## What is asked
Return all of the data exactly as written, without the pictures.

## Supplied data
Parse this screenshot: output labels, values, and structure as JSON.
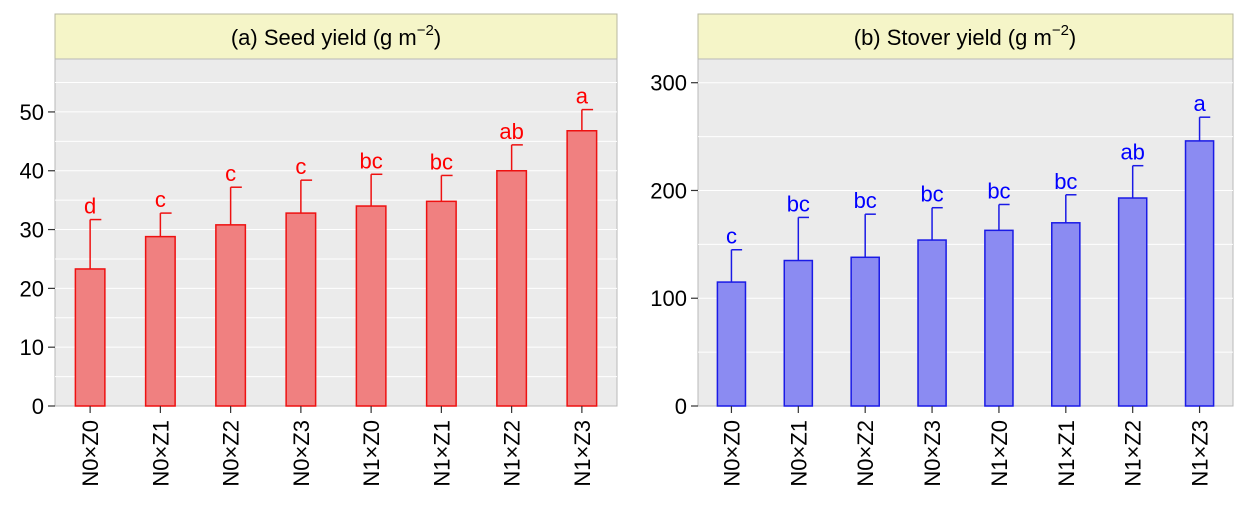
{
  "chart_data": [
    {
      "type": "bar",
      "title": "(a) Seed yield (g m",
      "title_superscript": "−2",
      "title_close": ")",
      "categories": [
        "N0×Z0",
        "N0×Z1",
        "N0×Z2",
        "N0×Z3",
        "N1×Z0",
        "N1×Z1",
        "N1×Z2",
        "N1×Z3"
      ],
      "values": [
        23.3,
        28.8,
        30.8,
        32.8,
        34.0,
        34.8,
        40.0,
        46.8
      ],
      "error_upper": [
        31.7,
        32.8,
        37.2,
        38.4,
        39.4,
        39.2,
        44.4,
        50.4
      ],
      "significance_letters": [
        "d",
        "c",
        "c",
        "c",
        "bc",
        "bc",
        "ab",
        "a"
      ],
      "ylim": [
        0,
        59
      ],
      "yticks": [
        0,
        10,
        20,
        30,
        40,
        50
      ],
      "ytick_labels": [
        "0",
        "10",
        "20",
        "30",
        "40",
        "50"
      ],
      "grid": true,
      "xlabel": "",
      "ylabel": "",
      "colors": {
        "fill": "#f08080",
        "stroke": "#ee1111",
        "text": "#ff0000"
      }
    },
    {
      "type": "bar",
      "title": "(b) Stover yield (g m",
      "title_superscript": "−2",
      "title_close": ")",
      "categories": [
        "N0×Z0",
        "N0×Z1",
        "N0×Z2",
        "N0×Z3",
        "N1×Z0",
        "N1×Z1",
        "N1×Z2",
        "N1×Z3"
      ],
      "values": [
        115,
        135,
        138,
        154,
        163,
        170,
        193,
        246
      ],
      "error_upper": [
        145,
        175,
        178,
        184,
        187,
        196,
        223,
        268
      ],
      "significance_letters": [
        "c",
        "bc",
        "bc",
        "bc",
        "bc",
        "bc",
        "ab",
        "a"
      ],
      "ylim": [
        0,
        322
      ],
      "yticks": [
        0,
        100,
        200,
        300
      ],
      "ytick_labels": [
        "0",
        "100",
        "200",
        "300"
      ],
      "grid": true,
      "xlabel": "",
      "ylabel": "",
      "colors": {
        "fill": "#8b8bf2",
        "stroke": "#1a1ae6",
        "text": "#0000ff"
      }
    }
  ]
}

## Solution to the problem
Parse this screenshot: output labels, values, and structure as JSON.
{
  "chart_data": [
    {
      "type": "bar",
      "title": "(a) Seed yield (g m",
      "title_superscript": "−2",
      "title_close": ")",
      "categories": [
        "N0×Z0",
        "N0×Z1",
        "N0×Z2",
        "N0×Z3",
        "N1×Z0",
        "N1×Z1",
        "N1×Z2",
        "N1×Z3"
      ],
      "values": [
        23.3,
        28.8,
        30.8,
        32.8,
        34.0,
        34.8,
        40.0,
        46.8
      ],
      "error_upper": [
        31.7,
        32.8,
        37.2,
        38.4,
        39.4,
        39.2,
        44.4,
        50.4
      ],
      "significance_letters": [
        "d",
        "c",
        "c",
        "c",
        "bc",
        "bc",
        "ab",
        "a"
      ],
      "ylim": [
        0,
        59
      ],
      "yticks": [
        0,
        10,
        20,
        30,
        40,
        50
      ],
      "ytick_labels": [
        "0",
        "10",
        "20",
        "30",
        "40",
        "50"
      ],
      "grid": true,
      "xlabel": "",
      "ylabel": "",
      "colors": {
        "fill": "#f08080",
        "stroke": "#ee1111",
        "text": "#ff0000"
      }
    },
    {
      "type": "bar",
      "title": "(b) Stover yield (g m",
      "title_superscript": "−2",
      "title_close": ")",
      "categories": [
        "N0×Z0",
        "N0×Z1",
        "N0×Z2",
        "N0×Z3",
        "N1×Z0",
        "N1×Z1",
        "N1×Z2",
        "N1×Z3"
      ],
      "values": [
        115,
        135,
        138,
        154,
        163,
        170,
        193,
        246
      ],
      "error_upper": [
        145,
        175,
        178,
        184,
        187,
        196,
        223,
        268
      ],
      "significance_letters": [
        "c",
        "bc",
        "bc",
        "bc",
        "bc",
        "bc",
        "ab",
        "a"
      ],
      "ylim": [
        0,
        322
      ],
      "yticks": [
        0,
        100,
        200,
        300
      ],
      "ytick_labels": [
        "0",
        "100",
        "200",
        "300"
      ],
      "grid": true,
      "xlabel": "",
      "ylabel": "",
      "colors": {
        "fill": "#8b8bf2",
        "stroke": "#1a1ae6",
        "text": "#0000ff"
      }
    }
  ]
}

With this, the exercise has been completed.